# Required work:
Filter the listing and keep only the lines with the word "samples".

# Source records:

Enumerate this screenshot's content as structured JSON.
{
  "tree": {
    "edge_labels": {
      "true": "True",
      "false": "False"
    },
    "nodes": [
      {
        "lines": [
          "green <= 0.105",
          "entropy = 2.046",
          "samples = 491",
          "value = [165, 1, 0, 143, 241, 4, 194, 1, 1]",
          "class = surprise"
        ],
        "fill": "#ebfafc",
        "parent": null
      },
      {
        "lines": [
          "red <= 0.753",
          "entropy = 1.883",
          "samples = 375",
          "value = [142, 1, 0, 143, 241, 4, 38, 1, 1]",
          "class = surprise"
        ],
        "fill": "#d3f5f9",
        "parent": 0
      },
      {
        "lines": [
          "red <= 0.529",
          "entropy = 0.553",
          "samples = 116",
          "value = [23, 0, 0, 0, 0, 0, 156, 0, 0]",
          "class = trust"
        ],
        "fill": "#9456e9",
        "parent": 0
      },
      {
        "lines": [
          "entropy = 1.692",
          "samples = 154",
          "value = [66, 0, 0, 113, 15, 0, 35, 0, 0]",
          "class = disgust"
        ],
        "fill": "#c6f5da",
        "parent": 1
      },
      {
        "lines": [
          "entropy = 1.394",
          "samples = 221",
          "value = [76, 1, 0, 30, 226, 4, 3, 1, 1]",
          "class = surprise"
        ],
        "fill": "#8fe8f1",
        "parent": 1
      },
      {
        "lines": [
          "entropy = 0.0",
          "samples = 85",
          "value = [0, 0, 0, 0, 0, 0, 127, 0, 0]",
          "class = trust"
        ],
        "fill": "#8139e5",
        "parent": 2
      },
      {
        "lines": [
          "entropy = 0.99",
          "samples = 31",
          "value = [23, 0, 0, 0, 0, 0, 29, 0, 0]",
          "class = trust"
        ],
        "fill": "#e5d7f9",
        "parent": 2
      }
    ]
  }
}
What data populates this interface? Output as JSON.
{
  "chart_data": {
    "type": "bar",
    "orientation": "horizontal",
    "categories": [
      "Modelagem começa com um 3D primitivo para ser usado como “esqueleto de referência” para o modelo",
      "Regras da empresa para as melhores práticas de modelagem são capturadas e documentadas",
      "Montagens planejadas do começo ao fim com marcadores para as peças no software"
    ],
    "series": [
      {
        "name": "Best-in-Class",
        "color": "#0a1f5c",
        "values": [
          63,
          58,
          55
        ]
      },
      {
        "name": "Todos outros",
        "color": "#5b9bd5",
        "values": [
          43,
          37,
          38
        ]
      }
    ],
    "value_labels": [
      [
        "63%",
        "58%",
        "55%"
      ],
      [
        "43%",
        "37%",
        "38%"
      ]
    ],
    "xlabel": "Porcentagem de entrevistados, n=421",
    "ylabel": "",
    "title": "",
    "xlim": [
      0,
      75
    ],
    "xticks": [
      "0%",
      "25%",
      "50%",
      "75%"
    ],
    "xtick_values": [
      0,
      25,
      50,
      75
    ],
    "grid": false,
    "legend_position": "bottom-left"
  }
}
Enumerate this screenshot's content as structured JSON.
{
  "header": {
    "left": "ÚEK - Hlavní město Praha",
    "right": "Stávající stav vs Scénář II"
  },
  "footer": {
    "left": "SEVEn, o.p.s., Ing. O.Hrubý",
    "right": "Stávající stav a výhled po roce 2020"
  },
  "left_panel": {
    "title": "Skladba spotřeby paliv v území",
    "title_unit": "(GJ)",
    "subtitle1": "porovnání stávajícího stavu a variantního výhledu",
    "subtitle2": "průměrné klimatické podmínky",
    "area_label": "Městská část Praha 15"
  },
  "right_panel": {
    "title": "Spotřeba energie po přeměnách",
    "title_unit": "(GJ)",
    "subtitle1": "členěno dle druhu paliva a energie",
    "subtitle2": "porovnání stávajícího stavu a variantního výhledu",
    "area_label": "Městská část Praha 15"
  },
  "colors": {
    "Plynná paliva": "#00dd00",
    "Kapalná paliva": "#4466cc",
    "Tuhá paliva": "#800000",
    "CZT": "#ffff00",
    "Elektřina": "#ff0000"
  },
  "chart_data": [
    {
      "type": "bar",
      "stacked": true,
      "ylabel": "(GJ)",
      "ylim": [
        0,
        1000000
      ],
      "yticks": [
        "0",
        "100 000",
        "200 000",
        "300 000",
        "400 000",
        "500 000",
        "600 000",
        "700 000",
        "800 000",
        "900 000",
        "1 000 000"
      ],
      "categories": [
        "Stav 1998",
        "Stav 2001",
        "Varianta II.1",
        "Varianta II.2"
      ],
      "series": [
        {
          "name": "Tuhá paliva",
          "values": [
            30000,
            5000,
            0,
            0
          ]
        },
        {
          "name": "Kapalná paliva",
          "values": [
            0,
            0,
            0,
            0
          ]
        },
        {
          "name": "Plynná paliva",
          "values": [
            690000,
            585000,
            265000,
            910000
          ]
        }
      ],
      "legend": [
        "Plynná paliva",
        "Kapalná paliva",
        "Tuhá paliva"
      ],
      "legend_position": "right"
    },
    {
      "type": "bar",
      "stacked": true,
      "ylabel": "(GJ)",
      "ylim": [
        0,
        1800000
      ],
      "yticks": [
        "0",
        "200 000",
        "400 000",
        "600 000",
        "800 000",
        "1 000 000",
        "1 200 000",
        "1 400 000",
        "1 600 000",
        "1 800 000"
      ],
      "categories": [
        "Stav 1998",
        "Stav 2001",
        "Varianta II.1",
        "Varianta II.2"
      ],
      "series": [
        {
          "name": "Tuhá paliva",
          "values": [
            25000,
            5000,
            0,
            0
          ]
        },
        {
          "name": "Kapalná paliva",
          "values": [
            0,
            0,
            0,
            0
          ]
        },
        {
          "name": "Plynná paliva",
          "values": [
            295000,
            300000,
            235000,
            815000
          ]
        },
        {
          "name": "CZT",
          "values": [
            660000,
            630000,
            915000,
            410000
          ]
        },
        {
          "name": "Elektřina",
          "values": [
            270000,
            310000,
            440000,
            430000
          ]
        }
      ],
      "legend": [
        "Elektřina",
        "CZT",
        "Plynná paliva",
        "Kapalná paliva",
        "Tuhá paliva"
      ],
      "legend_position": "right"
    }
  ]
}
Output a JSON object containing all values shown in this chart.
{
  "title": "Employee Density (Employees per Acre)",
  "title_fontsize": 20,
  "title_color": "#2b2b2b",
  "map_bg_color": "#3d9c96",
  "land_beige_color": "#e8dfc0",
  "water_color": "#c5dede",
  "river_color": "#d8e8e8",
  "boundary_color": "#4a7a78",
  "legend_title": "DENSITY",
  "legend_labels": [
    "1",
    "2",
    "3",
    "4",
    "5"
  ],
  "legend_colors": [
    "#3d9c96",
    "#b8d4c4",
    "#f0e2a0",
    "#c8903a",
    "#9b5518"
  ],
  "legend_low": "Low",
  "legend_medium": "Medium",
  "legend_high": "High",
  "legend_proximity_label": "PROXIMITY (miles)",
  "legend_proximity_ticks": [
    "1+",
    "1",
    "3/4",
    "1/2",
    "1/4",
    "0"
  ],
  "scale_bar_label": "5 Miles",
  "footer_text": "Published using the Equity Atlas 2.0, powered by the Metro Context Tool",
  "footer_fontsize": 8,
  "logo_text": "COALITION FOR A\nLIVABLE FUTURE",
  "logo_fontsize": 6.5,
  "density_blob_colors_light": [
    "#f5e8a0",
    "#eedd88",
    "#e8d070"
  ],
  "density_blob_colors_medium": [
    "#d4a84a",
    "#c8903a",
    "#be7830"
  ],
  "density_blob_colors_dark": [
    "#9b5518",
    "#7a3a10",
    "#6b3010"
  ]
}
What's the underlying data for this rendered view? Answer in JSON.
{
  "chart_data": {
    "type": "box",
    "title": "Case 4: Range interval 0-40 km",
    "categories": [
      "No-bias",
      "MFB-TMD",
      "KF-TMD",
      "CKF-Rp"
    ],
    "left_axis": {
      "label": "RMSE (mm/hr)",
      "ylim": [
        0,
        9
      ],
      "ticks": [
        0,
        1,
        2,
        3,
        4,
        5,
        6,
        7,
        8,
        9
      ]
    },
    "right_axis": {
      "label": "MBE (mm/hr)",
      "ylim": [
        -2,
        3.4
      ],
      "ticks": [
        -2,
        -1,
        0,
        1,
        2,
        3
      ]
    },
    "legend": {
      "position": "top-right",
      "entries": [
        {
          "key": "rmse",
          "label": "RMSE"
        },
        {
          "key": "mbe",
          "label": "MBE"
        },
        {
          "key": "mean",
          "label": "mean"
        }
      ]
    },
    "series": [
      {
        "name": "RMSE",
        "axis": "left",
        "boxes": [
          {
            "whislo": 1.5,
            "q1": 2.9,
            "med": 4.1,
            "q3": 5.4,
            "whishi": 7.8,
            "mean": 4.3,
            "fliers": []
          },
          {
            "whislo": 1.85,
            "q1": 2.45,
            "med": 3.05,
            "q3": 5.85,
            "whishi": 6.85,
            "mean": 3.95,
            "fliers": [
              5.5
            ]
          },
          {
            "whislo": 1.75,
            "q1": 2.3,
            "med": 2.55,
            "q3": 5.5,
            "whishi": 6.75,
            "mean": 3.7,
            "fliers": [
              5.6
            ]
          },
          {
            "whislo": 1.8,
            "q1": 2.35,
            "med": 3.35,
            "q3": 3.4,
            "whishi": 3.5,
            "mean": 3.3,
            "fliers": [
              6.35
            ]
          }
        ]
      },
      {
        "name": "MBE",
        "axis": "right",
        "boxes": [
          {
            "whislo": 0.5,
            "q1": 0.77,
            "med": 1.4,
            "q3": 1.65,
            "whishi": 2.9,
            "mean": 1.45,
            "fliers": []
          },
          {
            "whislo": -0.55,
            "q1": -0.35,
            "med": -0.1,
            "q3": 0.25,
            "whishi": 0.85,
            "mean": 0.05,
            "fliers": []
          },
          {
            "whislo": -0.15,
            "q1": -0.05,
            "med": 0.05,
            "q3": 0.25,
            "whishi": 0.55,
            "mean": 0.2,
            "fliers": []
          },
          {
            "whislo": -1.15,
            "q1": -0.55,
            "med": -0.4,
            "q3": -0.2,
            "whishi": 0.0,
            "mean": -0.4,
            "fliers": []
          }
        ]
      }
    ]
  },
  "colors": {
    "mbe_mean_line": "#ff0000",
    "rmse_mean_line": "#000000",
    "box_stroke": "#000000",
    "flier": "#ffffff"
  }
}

# Written reply:
          "samples = 491",
          "samples = 375",
          "samples = 116",
          "samples = 154",
          "samples = 221",
          "samples = 85",
          "samples = 31",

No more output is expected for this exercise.